Stored data
######

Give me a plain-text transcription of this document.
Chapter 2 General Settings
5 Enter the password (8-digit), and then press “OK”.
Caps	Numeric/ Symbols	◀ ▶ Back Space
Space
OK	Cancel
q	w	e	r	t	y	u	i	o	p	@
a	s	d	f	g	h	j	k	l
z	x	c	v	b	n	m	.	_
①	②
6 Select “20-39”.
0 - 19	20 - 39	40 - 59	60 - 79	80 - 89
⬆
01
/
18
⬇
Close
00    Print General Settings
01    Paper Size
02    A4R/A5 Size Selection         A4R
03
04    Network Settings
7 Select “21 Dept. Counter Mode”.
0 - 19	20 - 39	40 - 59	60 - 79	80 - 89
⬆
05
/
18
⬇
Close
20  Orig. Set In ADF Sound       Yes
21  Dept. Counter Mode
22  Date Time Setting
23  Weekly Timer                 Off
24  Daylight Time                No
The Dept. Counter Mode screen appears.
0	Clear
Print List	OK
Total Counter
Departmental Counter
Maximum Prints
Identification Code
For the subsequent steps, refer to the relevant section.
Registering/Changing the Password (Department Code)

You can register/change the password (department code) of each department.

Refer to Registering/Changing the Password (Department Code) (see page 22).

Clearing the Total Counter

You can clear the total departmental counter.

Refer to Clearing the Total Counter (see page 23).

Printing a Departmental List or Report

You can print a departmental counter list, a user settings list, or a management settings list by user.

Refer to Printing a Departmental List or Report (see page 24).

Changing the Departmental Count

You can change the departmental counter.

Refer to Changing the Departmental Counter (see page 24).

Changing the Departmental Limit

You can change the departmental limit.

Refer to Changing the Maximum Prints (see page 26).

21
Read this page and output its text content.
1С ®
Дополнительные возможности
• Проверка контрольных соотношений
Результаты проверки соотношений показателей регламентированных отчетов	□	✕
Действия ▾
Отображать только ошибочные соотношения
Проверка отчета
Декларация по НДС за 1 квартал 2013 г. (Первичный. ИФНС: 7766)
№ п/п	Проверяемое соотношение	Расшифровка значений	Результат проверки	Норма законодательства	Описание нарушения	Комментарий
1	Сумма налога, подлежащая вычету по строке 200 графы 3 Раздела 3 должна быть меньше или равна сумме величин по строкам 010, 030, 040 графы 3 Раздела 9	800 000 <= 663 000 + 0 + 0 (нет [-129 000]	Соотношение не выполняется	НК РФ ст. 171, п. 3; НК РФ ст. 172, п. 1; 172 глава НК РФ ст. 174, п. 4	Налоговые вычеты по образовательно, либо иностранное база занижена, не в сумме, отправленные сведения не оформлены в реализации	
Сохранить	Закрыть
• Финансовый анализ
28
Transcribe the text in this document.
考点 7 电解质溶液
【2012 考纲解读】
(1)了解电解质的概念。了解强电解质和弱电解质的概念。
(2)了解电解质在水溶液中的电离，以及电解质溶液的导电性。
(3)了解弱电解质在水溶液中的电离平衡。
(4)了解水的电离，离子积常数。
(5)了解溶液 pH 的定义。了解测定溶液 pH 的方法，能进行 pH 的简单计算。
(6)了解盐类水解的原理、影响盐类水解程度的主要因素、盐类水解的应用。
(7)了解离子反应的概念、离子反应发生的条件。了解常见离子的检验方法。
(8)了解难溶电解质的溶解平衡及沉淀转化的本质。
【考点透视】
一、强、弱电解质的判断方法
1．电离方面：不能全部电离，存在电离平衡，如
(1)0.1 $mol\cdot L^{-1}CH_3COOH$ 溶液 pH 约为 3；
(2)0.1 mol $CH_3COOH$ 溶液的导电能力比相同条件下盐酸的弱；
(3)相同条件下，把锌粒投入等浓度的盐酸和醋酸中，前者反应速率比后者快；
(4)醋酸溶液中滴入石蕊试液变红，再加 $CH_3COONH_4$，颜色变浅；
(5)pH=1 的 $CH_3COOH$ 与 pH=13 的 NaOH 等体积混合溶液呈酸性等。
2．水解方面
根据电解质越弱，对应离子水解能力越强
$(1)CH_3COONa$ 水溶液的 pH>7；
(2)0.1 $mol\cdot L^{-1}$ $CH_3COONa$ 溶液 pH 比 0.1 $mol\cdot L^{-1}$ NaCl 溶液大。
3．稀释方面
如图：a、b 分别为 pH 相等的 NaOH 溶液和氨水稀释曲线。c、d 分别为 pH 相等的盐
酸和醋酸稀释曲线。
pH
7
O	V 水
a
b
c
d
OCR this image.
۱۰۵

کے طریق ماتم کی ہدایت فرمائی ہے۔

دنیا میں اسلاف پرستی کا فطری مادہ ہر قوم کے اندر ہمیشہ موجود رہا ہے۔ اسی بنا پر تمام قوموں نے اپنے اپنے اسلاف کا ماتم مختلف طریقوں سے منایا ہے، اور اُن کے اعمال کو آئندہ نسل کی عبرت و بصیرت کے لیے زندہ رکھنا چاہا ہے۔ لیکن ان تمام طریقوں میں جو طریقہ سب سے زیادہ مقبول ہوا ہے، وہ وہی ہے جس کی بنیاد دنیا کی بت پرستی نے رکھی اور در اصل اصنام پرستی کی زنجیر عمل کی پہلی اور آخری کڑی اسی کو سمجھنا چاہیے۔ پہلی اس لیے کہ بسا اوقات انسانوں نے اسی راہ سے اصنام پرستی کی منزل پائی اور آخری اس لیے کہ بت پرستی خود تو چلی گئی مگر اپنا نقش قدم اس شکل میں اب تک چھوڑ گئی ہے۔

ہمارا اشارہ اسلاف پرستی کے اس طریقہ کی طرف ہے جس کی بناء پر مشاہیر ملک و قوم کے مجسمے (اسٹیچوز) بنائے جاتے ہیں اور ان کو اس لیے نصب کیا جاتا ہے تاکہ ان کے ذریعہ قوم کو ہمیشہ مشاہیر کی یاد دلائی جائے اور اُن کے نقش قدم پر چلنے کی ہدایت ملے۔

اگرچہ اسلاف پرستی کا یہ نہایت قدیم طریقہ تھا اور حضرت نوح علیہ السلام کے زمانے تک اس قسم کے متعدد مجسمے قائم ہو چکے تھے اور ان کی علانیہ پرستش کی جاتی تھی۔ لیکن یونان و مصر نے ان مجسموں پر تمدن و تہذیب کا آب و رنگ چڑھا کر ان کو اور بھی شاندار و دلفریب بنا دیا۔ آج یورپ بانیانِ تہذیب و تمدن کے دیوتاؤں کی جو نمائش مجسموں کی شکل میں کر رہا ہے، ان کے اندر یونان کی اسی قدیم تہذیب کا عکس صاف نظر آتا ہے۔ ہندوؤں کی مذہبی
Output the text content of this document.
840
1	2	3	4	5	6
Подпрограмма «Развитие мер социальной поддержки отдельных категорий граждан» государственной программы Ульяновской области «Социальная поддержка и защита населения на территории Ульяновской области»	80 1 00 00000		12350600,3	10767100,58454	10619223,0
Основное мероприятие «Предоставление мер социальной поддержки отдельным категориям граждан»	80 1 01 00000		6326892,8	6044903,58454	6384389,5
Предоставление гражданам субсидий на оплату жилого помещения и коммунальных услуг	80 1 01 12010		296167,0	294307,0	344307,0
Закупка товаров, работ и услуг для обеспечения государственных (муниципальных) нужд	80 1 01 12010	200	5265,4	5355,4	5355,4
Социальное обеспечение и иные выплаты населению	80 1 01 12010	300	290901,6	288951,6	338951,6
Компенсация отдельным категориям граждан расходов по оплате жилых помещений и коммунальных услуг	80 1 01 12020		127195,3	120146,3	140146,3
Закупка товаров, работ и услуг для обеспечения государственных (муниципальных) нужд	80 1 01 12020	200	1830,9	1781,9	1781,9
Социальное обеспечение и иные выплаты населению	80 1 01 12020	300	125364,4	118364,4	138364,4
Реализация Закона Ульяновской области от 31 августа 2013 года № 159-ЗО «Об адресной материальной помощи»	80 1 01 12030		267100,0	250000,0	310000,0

######

- **Your task**: Emit the full listing verbatim.

- **Answer to the exercise**:
Give me a plain-text transcription of this document.
Chapter 2 General Settings
5 Enter the password (8-digit), and then press “OK”.
Caps	Numeric/ Symbols	◀ ▶ Back Space
Space
OK	Cancel
q	w	e	r	t	y	u	i	o	p	@
a	s	d	f	g	h	j	k	l
z	x	c	v	b	n	m	.	_
①	②
6 Select “20-39”.
0 - 19	20 - 39	40 - 59	60 - 79	80 - 89
⬆
01
/
18
⬇
Close
00    Print General Settings
01    Paper Size
02    A4R/A5 Size Selection         A4R
03
04    Network Settings
7 Select “21 Dept. Counter Mode”.
0 - 19	20 - 39	40 - 59	60 - 79	80 - 89
⬆
05
/
18
⬇
Close
20  Orig. Set In ADF Sound       Yes
21  Dept. Counter Mode
22  Date Time Setting
23  Weekly Timer                 Off
24  Daylight Time                No
The Dept. Counter Mode screen appears.
0	Clear
Print List	OK
Total Counter
Departmental Counter
Maximum Prints
Identification Code
For the subsequent steps, refer to the relevant section.
Registering/Changing the Password (Department Code)

You can register/change the password (department code) of each department.

Refer to Registering/Changing the Password (Department Code) (see page 22).

Clearing the Total Counter

You can clear the total departmental counter.

Refer to Clearing the Total Counter (see page 23).

Printing a Departmental List or Report

You can print a departmental counter list, a user settings list, or a management settings list by user.

Refer to Printing a Departmental List or Report (see page 24).

Changing the Departmental Count

You can change the departmental counter.

Refer to Changing the Departmental Counter (see page 24).

Changing the Departmental Limit

You can change the departmental limit.

Refer to Changing the Maximum Prints (see page 26).

21
Read this page and output its text content.
1С ®
Дополнительные возможности
• Проверка контрольных соотношений
Результаты проверки соотношений показателей регламентированных отчетов	□	✕
Действия ▾
Отображать только ошибочные соотношения
Проверка отчета
Декларация по НДС за 1 квартал 2013 г. (Первичный. ИФНС: 7766)
№ п/п	Проверяемое соотношение	Расшифровка значений	Результат проверки	Норма законодательства	Описание нарушения	Комментарий
1	Сумма налога, подлежащая вычету по строке 200 графы 3 Раздела 3 должна быть меньше или равна сумме величин по строкам 010, 030, 040 графы 3 Раздела 9	800 000 <= 663 000 + 0 + 0 (нет [-129 000]	Соотношение не выполняется	НК РФ ст. 171, п. 3; НК РФ ст. 172, п. 1; 172 глава НК РФ ст. 174, п. 4	Налоговые вычеты по образовательно, либо иностранное база занижена, не в сумме, отправленные сведения не оформлены в реализации	
Сохранить	Закрыть
• Финансовый анализ
28
Transcribe the text in this document.
考点 7 电解质溶液
【2012 考纲解读】
(1)了解电解质的概念。了解强电解质和弱电解质的概念。
(2)了解电解质在水溶液中的电离，以及电解质溶液的导电性。
(3)了解弱电解质在水溶液中的电离平衡。
(4)了解水的电离，离子积常数。
(5)了解溶液 pH 的定义。了解测定溶液 pH 的方法，能进行 pH 的简单计算。
(6)了解盐类水解的原理、影响盐类水解程度的主要因素、盐类水解的应用。
(7)了解离子反应的概念、离子反应发生的条件。了解常见离子的检验方法。
(8)了解难溶电解质的溶解平衡及沉淀转化的本质。
【考点透视】
一、强、弱电解质的判断方法
1．电离方面：不能全部电离，存在电离平衡，如
(1)0.1 $mol\cdot L^{-1}CH_3COOH$ 溶液 pH 约为 3；
(2)0.1 mol $CH_3COOH$ 溶液的导电能力比相同条件下盐酸的弱；
(3)相同条件下，把锌粒投入等浓度的盐酸和醋酸中，前者反应速率比后者快；
(4)醋酸溶液中滴入石蕊试液变红，再加 $CH_3COONH_4$，颜色变浅；
(5)pH=1 的 $CH_3COOH$ 与 pH=13 的 NaOH 等体积混合溶液呈酸性等。
2．水解方面
根据电解质越弱，对应离子水解能力越强
$(1)CH_3COONa$ 水溶液的 pH>7；
(2)0.1 $mol\cdot L^{-1}$ $CH_3COONa$ 溶液 pH 比 0.1 $mol\cdot L^{-1}$ NaCl 溶液大。
3．稀释方面
如图：a、b 分别为 pH 相等的 NaOH 溶液和氨水稀释曲线。c、d 分别为 pH 相等的盐
酸和醋酸稀释曲线。
pH
7
O	V 水
a
b
c
d
OCR this image.
۱۰۵

کے طریق ماتم کی ہدایت فرمائی ہے۔

دنیا میں اسلاف پرستی کا فطری مادہ ہر قوم کے اندر ہمیشہ موجود رہا ہے۔ اسی بنا پر تمام قوموں نے اپنے اپنے اسلاف کا ماتم مختلف طریقوں سے منایا ہے، اور اُن کے اعمال کو آئندہ نسل کی عبرت و بصیرت کے لیے زندہ رکھنا چاہا ہے۔ لیکن ان تمام طریقوں میں جو طریقہ سب سے زیادہ مقبول ہوا ہے، وہ وہی ہے جس کی بنیاد دنیا کی بت پرستی نے رکھی اور در اصل اصنام پرستی کی زنجیر عمل کی پہلی اور آخری کڑی اسی کو سمجھنا چاہیے۔ پہلی اس لیے کہ بسا اوقات انسانوں نے اسی راہ سے اصنام پرستی کی منزل پائی اور آخری اس لیے کہ بت پرستی خود تو چلی گئی مگر اپنا نقش قدم اس شکل میں اب تک چھوڑ گئی ہے۔

ہمارا اشارہ اسلاف پرستی کے اس طریقہ کی طرف ہے جس کی بناء پر مشاہیر ملک و قوم کے مجسمے (اسٹیچوز) بنائے جاتے ہیں اور ان کو اس لیے نصب کیا جاتا ہے تاکہ ان کے ذریعہ قوم کو ہمیشہ مشاہیر کی یاد دلائی جائے اور اُن کے نقش قدم پر چلنے کی ہدایت ملے۔

اگرچہ اسلاف پرستی کا یہ نہایت قدیم طریقہ تھا اور حضرت نوح علیہ السلام کے زمانے تک اس قسم کے متعدد مجسمے قائم ہو چکے تھے اور ان کی علانیہ پرستش کی جاتی تھی۔ لیکن یونان و مصر نے ان مجسموں پر تمدن و تہذیب کا آب و رنگ چڑھا کر ان کو اور بھی شاندار و دلفریب بنا دیا۔ آج یورپ بانیانِ تہذیب و تمدن کے دیوتاؤں کی جو نمائش مجسموں کی شکل میں کر رہا ہے، ان کے اندر یونان کی اسی قدیم تہذیب کا عکس صاف نظر آتا ہے۔ ہندوؤں کی مذہبی
Output the text content of this document.
840
1	2	3	4	5	6
Подпрограмма «Развитие мер социальной поддержки отдельных категорий граждан» государственной программы Ульяновской области «Социальная поддержка и защита населения на территории Ульяновской области»	80 1 00 00000		12350600,3	10767100,58454	10619223,0
Основное мероприятие «Предоставление мер социальной поддержки отдельным категориям граждан»	80 1 01 00000		6326892,8	6044903,58454	6384389,5
Предоставление гражданам субсидий на оплату жилого помещения и коммунальных услуг	80 1 01 12010		296167,0	294307,0	344307,0
Закупка товаров, работ и услуг для обеспечения государственных (муниципальных) нужд	80 1 01 12010	200	5265,4	5355,4	5355,4
Социальное обеспечение и иные выплаты населению	80 1 01 12010	300	290901,6	288951,6	338951,6
Компенсация отдельным категориям граждан расходов по оплате жилых помещений и коммунальных услуг	80 1 01 12020		127195,3	120146,3	140146,3
Закупка товаров, работ и услуг для обеспечения государственных (муниципальных) нужд	80 1 01 12020	200	1830,9	1781,9	1781,9
Социальное обеспечение и иные выплаты населению	80 1 01 12020	300	125364,4	118364,4	138364,4
Реализация Закона Ульяновской области от 31 августа 2013 года № 159-ЗО «Об адресной материальной помощи»	80 1 01 12030		267100,0	250000,0	310000,0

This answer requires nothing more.